In the data, extract each line that holds the string "контактов".

Stored data:

>>>>>

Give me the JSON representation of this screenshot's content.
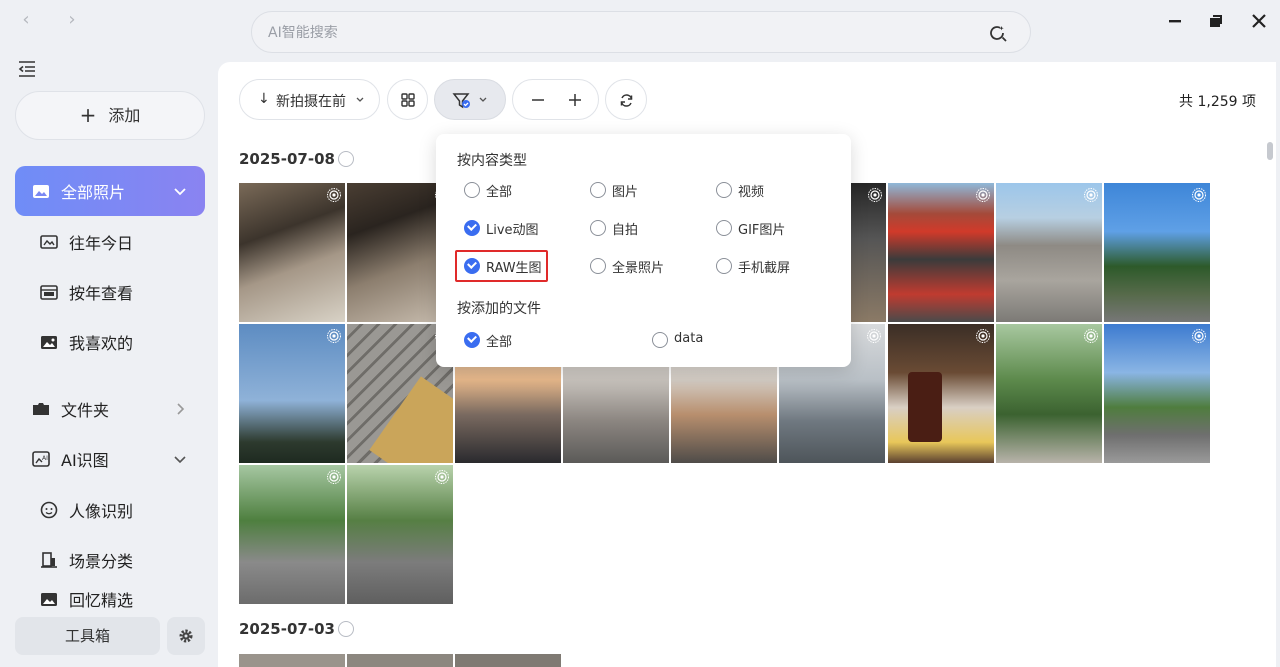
{
  "search": {
    "placeholder": "AI智能搜索"
  },
  "sidebar": {
    "add_label": "添加",
    "active": {
      "label": "全部照片"
    },
    "items": [
      {
        "label": "往年今日",
        "icon": "image-frame-icon"
      },
      {
        "label": "按年查看",
        "icon": "calendar-icon"
      },
      {
        "label": "我喜欢的",
        "icon": "favorite-image-icon"
      },
      {
        "label": "文件夹",
        "icon": "folder-icon"
      },
      {
        "label": "AI识图",
        "icon": "ai-image-icon"
      },
      {
        "label": "人像识别",
        "icon": "face-icon"
      },
      {
        "label": "场景分类",
        "icon": "scene-icon"
      },
      {
        "label": "回忆精选",
        "icon": "memories-icon"
      }
    ],
    "toolbox_label": "工具箱"
  },
  "toolbar": {
    "sort_label": "新拍摄在前",
    "count_label": "共 1,259 项"
  },
  "groups": [
    {
      "date": "2025-07-08"
    },
    {
      "date": "2025-07-03"
    }
  ],
  "filter": {
    "section_content_type": "按内容类型",
    "content_options": [
      {
        "label": "全部",
        "checked": false
      },
      {
        "label": "图片",
        "checked": false
      },
      {
        "label": "视频",
        "checked": false
      },
      {
        "label": "Live动图",
        "checked": true
      },
      {
        "label": "自拍",
        "checked": false
      },
      {
        "label": "GIF图片",
        "checked": false
      },
      {
        "label": "RAW生图",
        "checked": true
      },
      {
        "label": "全景照片",
        "checked": false
      },
      {
        "label": "手机截屏",
        "checked": false
      }
    ],
    "section_added_files": "按添加的文件",
    "file_options": [
      {
        "label": "全部",
        "checked": true
      },
      {
        "label": "data",
        "checked": false
      }
    ]
  },
  "colors": {
    "accent": "#3a6df0",
    "nav_gradient_start": "#6f8df7",
    "nav_gradient_end": "#8a83f1",
    "highlight": "#e02a2a"
  }
}
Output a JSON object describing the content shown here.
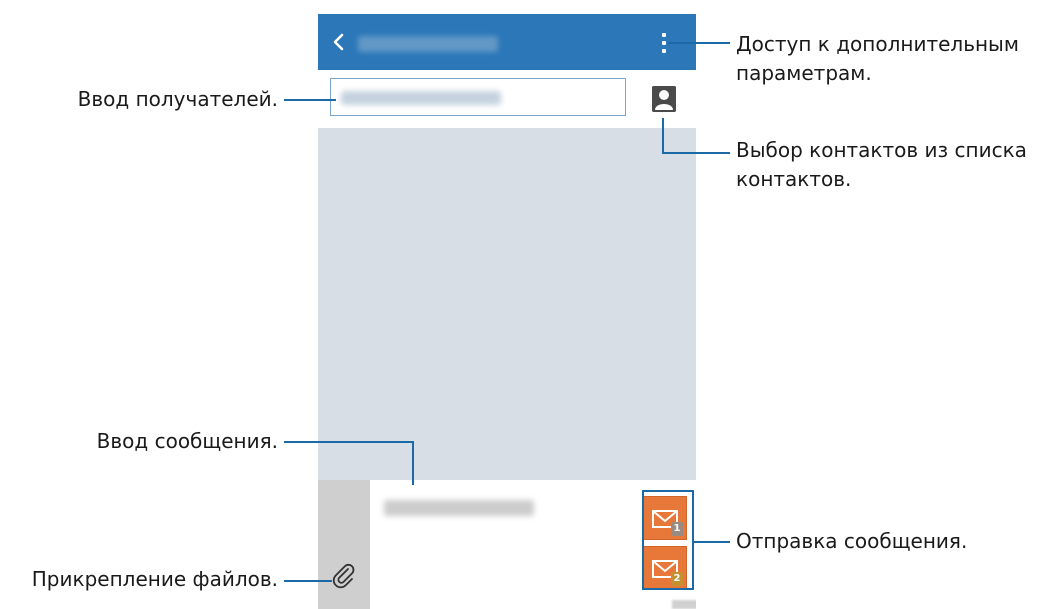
{
  "callouts": {
    "more_options": [
      "Доступ к дополнительным",
      "параметрам."
    ],
    "select_contacts": [
      "Выбор контактов из списка",
      "контактов."
    ],
    "enter_recipients": "Ввод получателей.",
    "enter_message": "Ввод сообщения.",
    "attach_files": "Прикрепление файлов.",
    "send_message": "Отправка сообщения."
  },
  "send_buttons": {
    "sim1_label": "1",
    "sim2_label": "2"
  },
  "colors": {
    "action_bar": "#2b77b8",
    "leader_line": "#1a6aa8",
    "send_button": "#e8773a",
    "background": "#d8dee5"
  },
  "icons": {
    "back": "chevron-left-icon",
    "menu": "more-vertical-icon",
    "contacts": "contact-person-icon",
    "attach": "paperclip-icon",
    "send": "envelope-icon"
  }
}
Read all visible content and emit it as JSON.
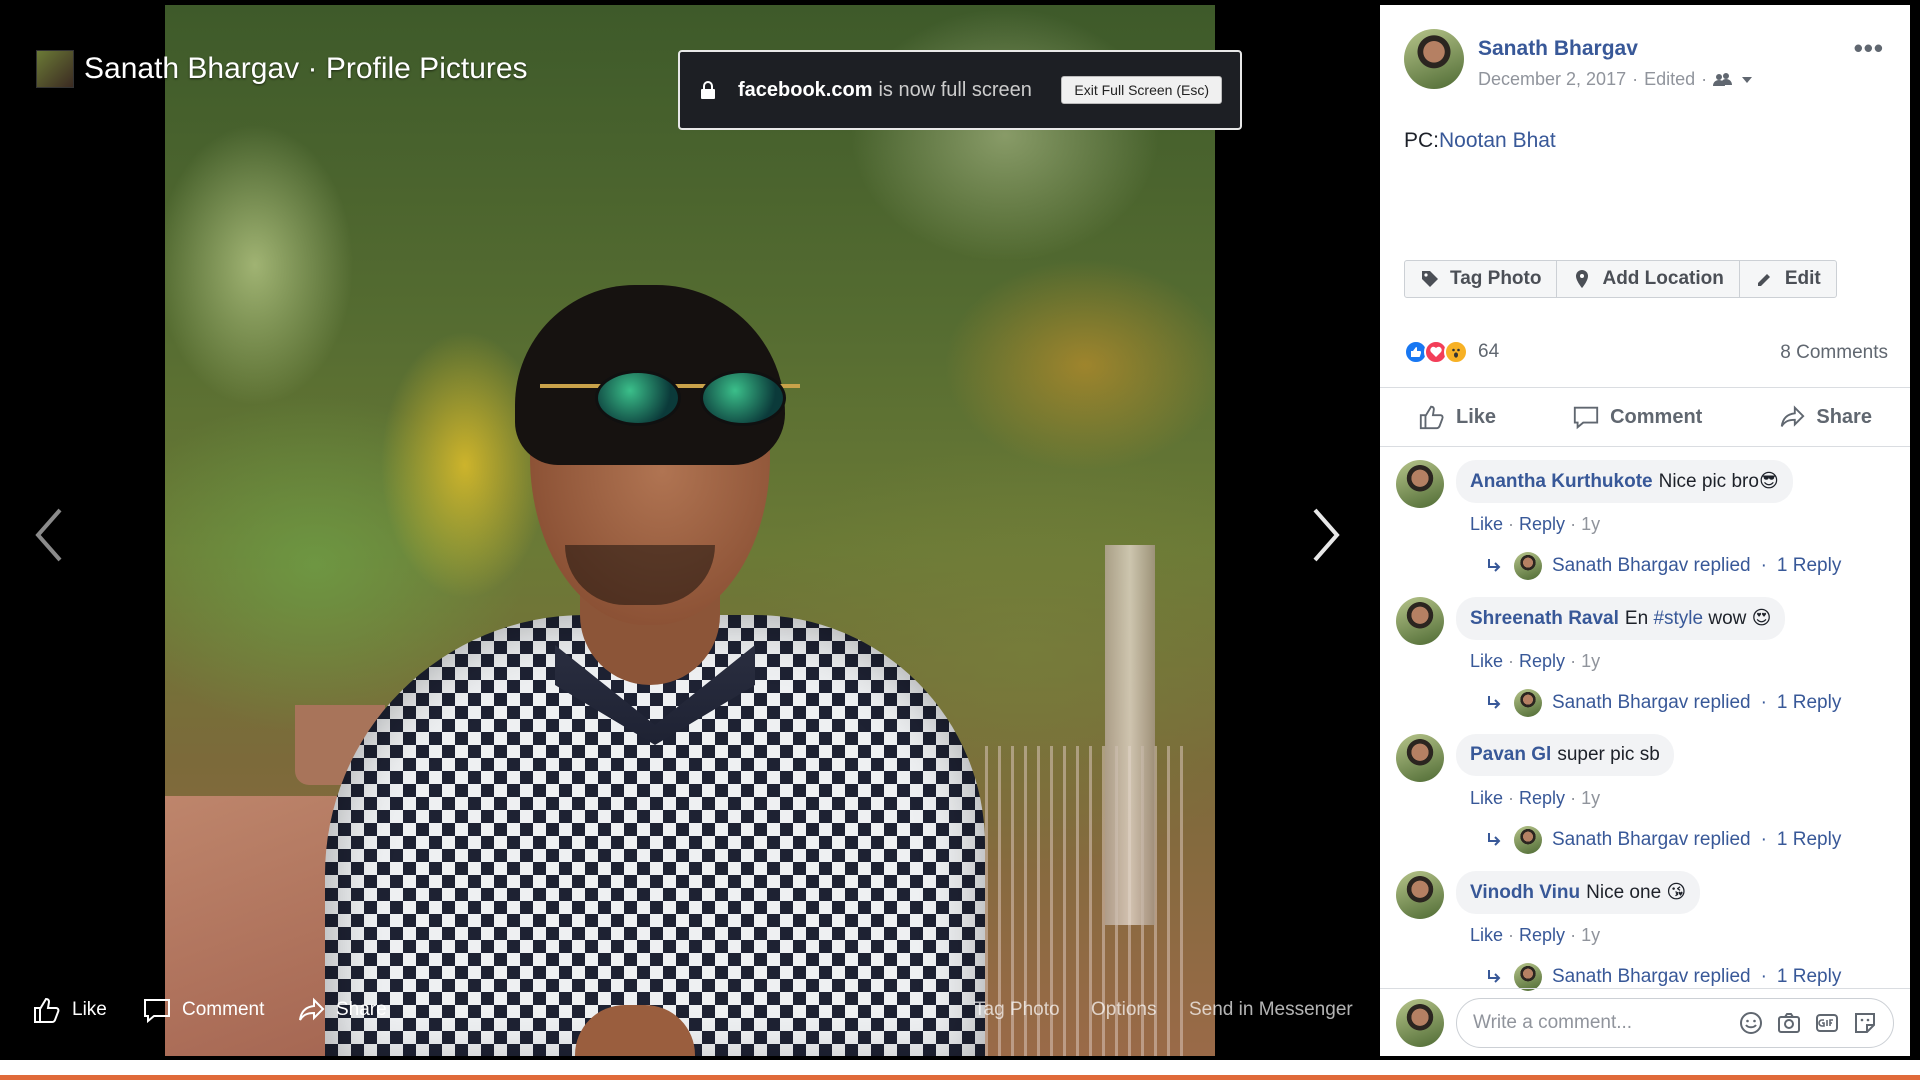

<<<<<

Final answer:
      "Выбор контактов из списка",
      "контактов."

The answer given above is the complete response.